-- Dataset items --
==*==

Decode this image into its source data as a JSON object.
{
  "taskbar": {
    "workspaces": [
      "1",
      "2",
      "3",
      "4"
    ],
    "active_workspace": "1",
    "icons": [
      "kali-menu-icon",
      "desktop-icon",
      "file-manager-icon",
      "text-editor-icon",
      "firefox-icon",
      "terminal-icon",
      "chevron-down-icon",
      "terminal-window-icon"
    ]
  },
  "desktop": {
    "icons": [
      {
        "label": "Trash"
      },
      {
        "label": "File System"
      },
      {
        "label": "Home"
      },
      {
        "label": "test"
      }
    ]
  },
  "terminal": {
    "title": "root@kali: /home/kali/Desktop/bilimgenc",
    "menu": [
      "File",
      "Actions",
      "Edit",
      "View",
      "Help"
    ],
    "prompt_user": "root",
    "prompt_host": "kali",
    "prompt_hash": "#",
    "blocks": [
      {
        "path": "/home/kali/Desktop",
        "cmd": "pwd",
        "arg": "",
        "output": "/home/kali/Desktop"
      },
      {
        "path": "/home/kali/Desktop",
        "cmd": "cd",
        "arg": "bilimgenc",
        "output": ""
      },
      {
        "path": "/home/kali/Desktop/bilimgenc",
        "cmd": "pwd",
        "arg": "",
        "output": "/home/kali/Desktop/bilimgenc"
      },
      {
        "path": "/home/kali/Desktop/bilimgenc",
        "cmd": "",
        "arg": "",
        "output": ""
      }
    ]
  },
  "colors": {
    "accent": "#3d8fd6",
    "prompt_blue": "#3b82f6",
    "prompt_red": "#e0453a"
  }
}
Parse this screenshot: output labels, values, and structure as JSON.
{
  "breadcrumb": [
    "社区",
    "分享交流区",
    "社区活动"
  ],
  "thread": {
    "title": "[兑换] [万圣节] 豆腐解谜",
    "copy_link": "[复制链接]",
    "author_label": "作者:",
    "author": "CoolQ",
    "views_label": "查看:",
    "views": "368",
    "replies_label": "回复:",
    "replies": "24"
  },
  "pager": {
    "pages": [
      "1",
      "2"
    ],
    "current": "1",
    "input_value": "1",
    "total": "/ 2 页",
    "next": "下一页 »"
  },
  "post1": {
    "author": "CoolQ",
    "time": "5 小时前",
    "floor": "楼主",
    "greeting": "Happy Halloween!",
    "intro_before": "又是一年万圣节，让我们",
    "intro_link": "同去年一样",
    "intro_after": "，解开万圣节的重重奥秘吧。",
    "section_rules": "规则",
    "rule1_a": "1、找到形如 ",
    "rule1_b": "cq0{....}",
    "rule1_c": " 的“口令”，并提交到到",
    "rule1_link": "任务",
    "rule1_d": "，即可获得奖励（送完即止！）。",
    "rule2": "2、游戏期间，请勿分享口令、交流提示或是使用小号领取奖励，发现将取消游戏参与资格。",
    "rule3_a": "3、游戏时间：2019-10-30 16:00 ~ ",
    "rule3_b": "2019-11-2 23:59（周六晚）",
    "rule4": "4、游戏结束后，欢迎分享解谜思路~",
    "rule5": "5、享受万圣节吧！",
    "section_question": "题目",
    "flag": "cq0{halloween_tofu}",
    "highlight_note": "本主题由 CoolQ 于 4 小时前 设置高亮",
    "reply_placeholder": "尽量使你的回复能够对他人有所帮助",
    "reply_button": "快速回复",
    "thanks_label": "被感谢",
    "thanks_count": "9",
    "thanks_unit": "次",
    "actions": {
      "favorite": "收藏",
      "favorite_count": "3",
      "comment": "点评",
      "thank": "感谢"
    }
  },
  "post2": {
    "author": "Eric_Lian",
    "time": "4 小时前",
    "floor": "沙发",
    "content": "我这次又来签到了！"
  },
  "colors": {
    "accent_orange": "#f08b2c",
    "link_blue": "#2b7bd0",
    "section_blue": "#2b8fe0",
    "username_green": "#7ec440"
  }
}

==*==

State the number of lines in the records that include "this", and write nothing else.

-- Output of the exercise --
2